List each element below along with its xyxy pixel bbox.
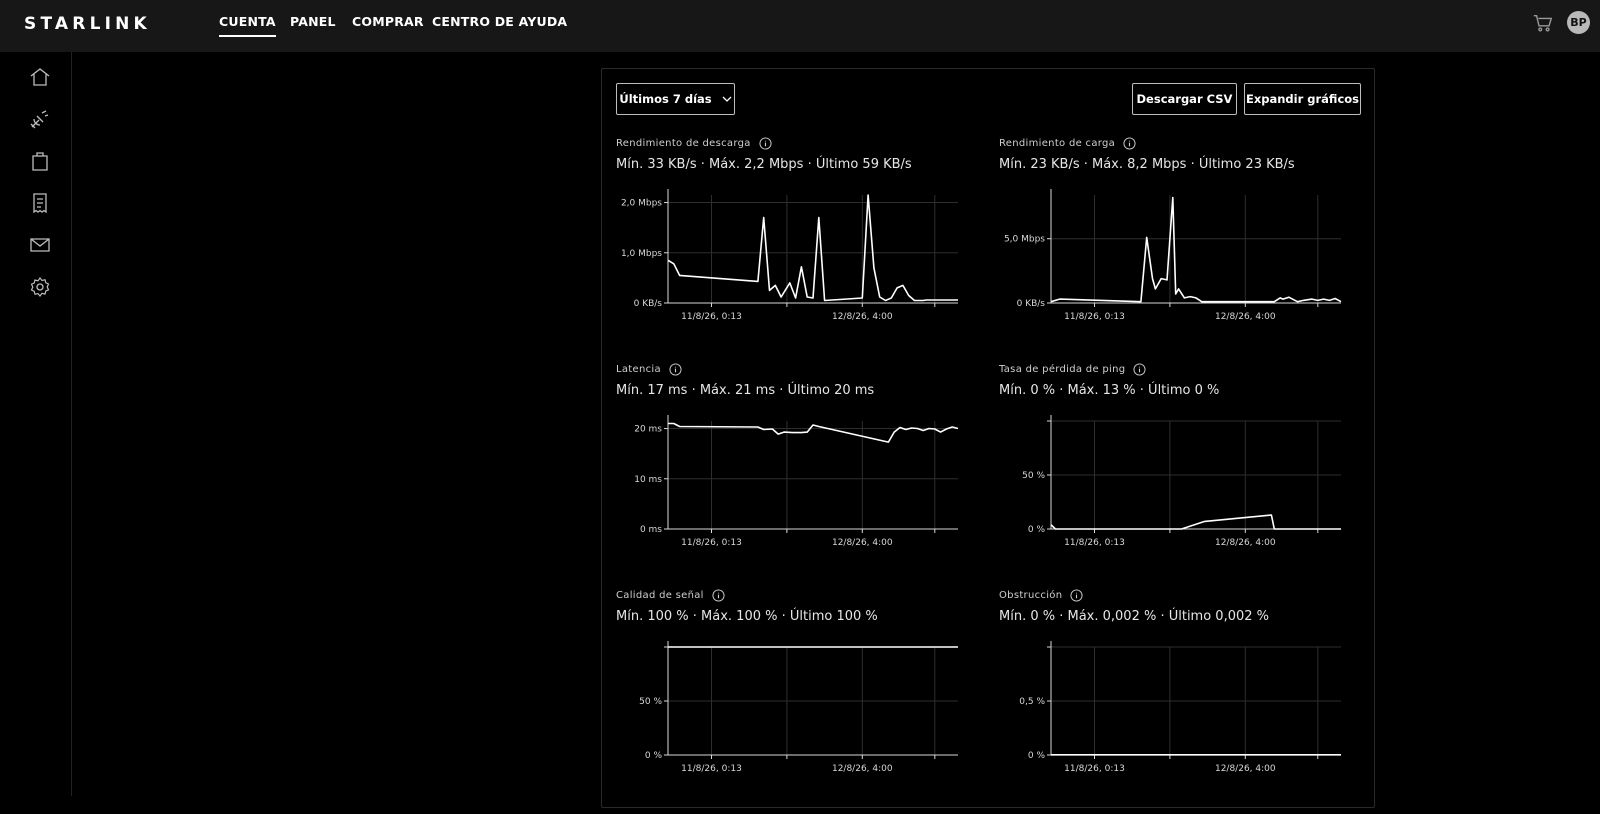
x-tick-label: 12/8/26, 4:00 (832, 538, 893, 548)
chart-stats: Mín. 23 KB/s · Máx. 8,2 Mbps · Último 23… (999, 157, 1295, 172)
info-icon[interactable] (1070, 589, 1083, 602)
y-tick-label: 10 ms (634, 475, 662, 485)
expand-charts-button[interactable]: Expandir gráficos (1244, 83, 1361, 115)
x-tick-label: 11/8/26, 0:13 (1064, 538, 1125, 548)
expand-charts-label: Expandir gráficos (1245, 92, 1360, 106)
y-tick-label: 50 % (1022, 471, 1045, 481)
x-tick-label: 12/8/26, 4:00 (832, 312, 893, 322)
y-tick-label: 0 KB/s (634, 299, 663, 309)
nav-panel[interactable]: PANEL (290, 14, 336, 35)
y-tick-label: 2,0 Mbps (621, 199, 662, 209)
info-icon[interactable] (1133, 363, 1146, 376)
chart-title: Obstrucción (999, 590, 1063, 601)
x-tick-label: 12/8/26, 4:00 (1215, 764, 1276, 774)
mail-icon[interactable] (28, 233, 52, 257)
chart-stats: Mín. 17 ms · Máx. 21 ms · Último 20 ms (616, 383, 875, 398)
download-throughput-chart: 0 KB/s 1,0 Mbps 2,0 Mbps 11/8/26, 0:13 12/8/… (621, 189, 958, 322)
y-tick-label: 0 KB/s (1017, 299, 1046, 309)
chart-download-throughput: Rendimiento de descarga Mín. 33 KB/s · M… (616, 137, 976, 362)
download-csv-label: Descargar CSV (1136, 92, 1233, 106)
y-tick-label: 5,0 Mbps (1004, 235, 1045, 245)
x-tick-label: 11/8/26, 0:13 (1064, 312, 1125, 322)
chart-latency: Latencia Mín. 17 ms · Máx. 21 ms · Últim… (616, 363, 976, 588)
cart-icon[interactable] (1532, 12, 1554, 34)
latency-chart: 0 ms 10 ms 20 ms 11/8/26, 0:13 12/8/26, 4:00 (634, 415, 959, 548)
time-range-label: Últimos 7 días (619, 92, 712, 106)
chart-ping-loss: Tasa de pérdida de ping Mín. 0 % · Máx. … (999, 363, 1359, 588)
chart-stats: Mín. 33 KB/s · Máx. 2,2 Mbps · Último 59… (616, 157, 912, 172)
statistics-panel: Últimos 7 días Descargar CSV Expandir gr… (601, 68, 1375, 808)
info-icon[interactable] (712, 589, 725, 602)
y-tick-label: 0 ms (640, 525, 662, 535)
y-tick-label: 20 ms (634, 425, 662, 435)
time-range-select[interactable]: Últimos 7 días (616, 83, 735, 115)
info-icon[interactable] (669, 363, 682, 376)
x-tick-label: 11/8/26, 0:13 (681, 312, 742, 322)
x-tick-label: 12/8/26, 4:00 (832, 764, 893, 774)
y-tick-label: 0 % (1028, 525, 1046, 535)
shopping-bag-icon[interactable] (28, 149, 52, 173)
y-tick-label: 50 % (639, 697, 662, 707)
x-tick-label: 12/8/26, 4:00 (1215, 538, 1276, 548)
x-tick-label: 11/8/26, 0:13 (681, 538, 742, 548)
chart-signal-quality: Calidad de señal Mín. 100 % · Máx. 100 %… (616, 589, 976, 814)
chart-title: Calidad de señal (616, 590, 704, 601)
nav-comprar[interactable]: COMPRAR (352, 14, 424, 35)
signal-quality-chart: 0 % 50 % 11/8/26, 0:13 12/8/26, 4:00 (639, 641, 958, 774)
download-csv-button[interactable]: Descargar CSV (1132, 83, 1237, 115)
chart-upload-throughput: Rendimiento de carga Mín. 23 KB/s · Máx.… (999, 137, 1359, 362)
user-avatar[interactable]: BP (1567, 11, 1590, 34)
nav-centro-de-ayuda[interactable]: CENTRO DE AYUDA (432, 14, 567, 35)
x-tick-label: 11/8/26, 0:13 (1064, 764, 1125, 774)
y-tick-label: 0,5 % (1019, 697, 1045, 707)
top-navigation-bar: STARLINK CUENTA PANEL COMPRAR CENTRO DE … (0, 0, 1600, 52)
chart-title: Tasa de pérdida de ping (999, 364, 1126, 375)
sidebar (0, 52, 72, 796)
x-tick-label: 11/8/26, 0:13 (681, 764, 742, 774)
home-icon[interactable] (28, 65, 52, 89)
receipt-icon[interactable] (28, 191, 52, 215)
upload-throughput-chart: 0 KB/s 5,0 Mbps 11/8/26, 0:13 12/8/26, 4:00 (1004, 189, 1342, 322)
chart-title: Rendimiento de carga (999, 138, 1116, 149)
ping-loss-chart: 0 % 50 % 11/8/26, 0:13 12/8/26, 4:00 (1022, 415, 1341, 548)
chart-stats: Mín. 0 % · Máx. 0,002 % · Último 0,002 % (999, 609, 1270, 624)
info-icon[interactable] (759, 137, 772, 150)
chart-title: Latencia (616, 364, 661, 375)
nav-cuenta[interactable]: CUENTA (219, 14, 276, 37)
x-tick-label: 12/8/26, 4:00 (1215, 312, 1276, 322)
chevron-down-icon (722, 96, 732, 102)
chart-stats: Mín. 100 % · Máx. 100 % · Último 100 % (616, 609, 878, 624)
chart-title: Rendimiento de descarga (616, 138, 751, 149)
y-tick-label: 0 % (645, 751, 663, 761)
obstruction-chart: 0 % 0,5 % 11/8/26, 0:13 12/8/26, 4:00 (1019, 641, 1341, 774)
y-tick-label: 0 % (1028, 751, 1046, 761)
satellite-dish-icon[interactable] (28, 107, 52, 131)
settings-gear-icon[interactable] (28, 275, 52, 299)
starlink-logo[interactable]: STARLINK (24, 14, 151, 34)
chart-stats: Mín. 0 % · Máx. 13 % · Último 0 % (999, 383, 1220, 398)
info-icon[interactable] (1123, 137, 1136, 150)
chart-obstruction: Obstrucción Mín. 0 % · Máx. 0,002 % · Úl… (999, 589, 1359, 814)
y-tick-label: 1,0 Mbps (621, 249, 662, 259)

● ● ● ● ●

TASK REQUIREMENTS:
Swap "y-tick-label" for "y-axis-label" everywhere in the data above and write out the result with all else unchanged. Leave the picture out.

ANSWER:
List each element below along with its xyxy pixel bbox.
x-tick-label: 12/8/26, 4:00 (832, 538, 893, 548)
chart-stats: Mín. 23 KB/s · Máx. 8,2 Mbps · Último 23… (999, 157, 1295, 172)
info-icon[interactable] (1070, 589, 1083, 602)
y-axis-label: 10 ms (634, 475, 662, 485)
expand-charts-button[interactable]: Expandir gráficos (1244, 83, 1361, 115)
x-tick-label: 11/8/26, 0:13 (1064, 538, 1125, 548)
expand-charts-label: Expandir gráficos (1245, 92, 1360, 106)
y-axis-label: 50 % (1022, 471, 1045, 481)
x-tick-label: 12/8/26, 4:00 (832, 312, 893, 322)
y-axis-label: 0 KB/s (634, 299, 663, 309)
nav-panel[interactable]: PANEL (290, 14, 336, 35)
y-axis-label: 2,0 Mbps (621, 199, 662, 209)
info-icon[interactable] (1133, 363, 1146, 376)
chart-title: Obstrucción (999, 590, 1063, 601)
x-tick-label: 12/8/26, 4:00 (1215, 764, 1276, 774)
mail-icon[interactable] (28, 233, 52, 257)
chart-stats: Mín. 17 ms · Máx. 21 ms · Último 20 ms (616, 383, 875, 398)
download-throughput-chart: 0 KB/s 1,0 Mbps 2,0 Mbps 11/8/26, 0:13 12/8/… (621, 189, 958, 322)
y-axis-label: 0 KB/s (1017, 299, 1046, 309)
chart-download-throughput: Rendimiento de descarga Mín. 33 KB/s · M… (616, 137, 976, 362)
download-csv-label: Descargar CSV (1136, 92, 1233, 106)
y-axis-label: 5,0 Mbps (1004, 235, 1045, 245)
x-tick-label: 11/8/26, 0:13 (1064, 312, 1125, 322)
chart-latency: Latencia Mín. 17 ms · Máx. 21 ms · Últim… (616, 363, 976, 588)
cart-icon[interactable] (1532, 12, 1554, 34)
latency-chart: 0 ms 10 ms 20 ms 11/8/26, 0:13 12/8/26, 4:00 (634, 415, 959, 548)
time-range-label: Últimos 7 días (619, 92, 712, 106)
chart-ping-loss: Tasa de pérdida de ping Mín. 0 % · Máx. … (999, 363, 1359, 588)
chart-stats: Mín. 33 KB/s · Máx. 2,2 Mbps · Último 59… (616, 157, 912, 172)
statistics-panel: Últimos 7 días Descargar CSV Expandir gr… (601, 68, 1375, 808)
info-icon[interactable] (712, 589, 725, 602)
y-axis-label: 0 ms (640, 525, 662, 535)
y-axis-label: 20 ms (634, 425, 662, 435)
time-range-select[interactable]: Últimos 7 días (616, 83, 735, 115)
info-icon[interactable] (669, 363, 682, 376)
x-tick-label: 11/8/26, 0:13 (681, 312, 742, 322)
x-tick-label: 12/8/26, 4:00 (832, 764, 893, 774)
y-axis-label: 0 % (1028, 525, 1046, 535)
shopping-bag-icon[interactable] (28, 149, 52, 173)
y-axis-label: 50 % (639, 697, 662, 707)
x-tick-label: 12/8/26, 4:00 (1215, 538, 1276, 548)
x-tick-label: 11/8/26, 0:13 (681, 538, 742, 548)
chart-signal-quality: Calidad de señal Mín. 100 % · Máx. 100 %… (616, 589, 976, 814)
chart-title: Calidad de señal (616, 590, 704, 601)
nav-comprar[interactable]: COMPRAR (352, 14, 424, 35)
signal-quality-chart: 0 % 50 % 11/8/26, 0:13 12/8/26, 4:00 (639, 641, 958, 774)
download-csv-button[interactable]: Descargar CSV (1132, 83, 1237, 115)
chart-upload-throughput: Rendimiento de carga Mín. 23 KB/s · Máx.… (999, 137, 1359, 362)
user-avatar[interactable]: BP (1567, 11, 1590, 34)
nav-centro-de-ayuda[interactable]: CENTRO DE AYUDA (432, 14, 567, 35)
x-tick-label: 11/8/26, 0:13 (1064, 764, 1125, 774)
y-axis-label: 0,5 % (1019, 697, 1045, 707)
top-navigation-bar: STARLINK CUENTA PANEL COMPRAR CENTRO DE … (0, 0, 1600, 52)
chart-title: Tasa de pérdida de ping (999, 364, 1126, 375)
sidebar (0, 52, 72, 796)
x-tick-label: 11/8/26, 0:13 (681, 764, 742, 774)
home-icon[interactable] (28, 65, 52, 89)
receipt-icon[interactable] (28, 191, 52, 215)
upload-throughput-chart: 0 KB/s 5,0 Mbps 11/8/26, 0:13 12/8/26, 4:00 (1004, 189, 1342, 322)
chart-title: Rendimiento de carga (999, 138, 1116, 149)
ping-loss-chart: 0 % 50 % 11/8/26, 0:13 12/8/26, 4:00 (1022, 415, 1341, 548)
chart-stats: Mín. 0 % · Máx. 0,002 % · Último 0,002 % (999, 609, 1270, 624)
info-icon[interactable] (759, 137, 772, 150)
chart-title: Latencia (616, 364, 661, 375)
nav-cuenta[interactable]: CUENTA (219, 14, 276, 37)
x-tick-label: 12/8/26, 4:00 (1215, 312, 1276, 322)
chevron-down-icon (722, 96, 732, 102)
chart-stats: Mín. 100 % · Máx. 100 % · Último 100 % (616, 609, 878, 624)
chart-title: Rendimiento de descarga (616, 138, 751, 149)
y-axis-label: 0 % (645, 751, 663, 761)
obstruction-chart: 0 % 0,5 % 11/8/26, 0:13 12/8/26, 4:00 (1019, 641, 1341, 774)
y-axis-label: 0 % (1028, 751, 1046, 761)
satellite-dish-icon[interactable] (28, 107, 52, 131)
settings-gear-icon[interactable] (28, 275, 52, 299)
starlink-logo[interactable]: STARLINK (24, 14, 151, 34)
chart-stats: Mín. 0 % · Máx. 13 % · Último 0 % (999, 383, 1220, 398)
info-icon[interactable] (1123, 137, 1136, 150)
chart-obstruction: Obstrucción Mín. 0 % · Máx. 0,002 % · Úl… (999, 589, 1359, 814)
y-axis-label: 1,0 Mbps (621, 249, 662, 259)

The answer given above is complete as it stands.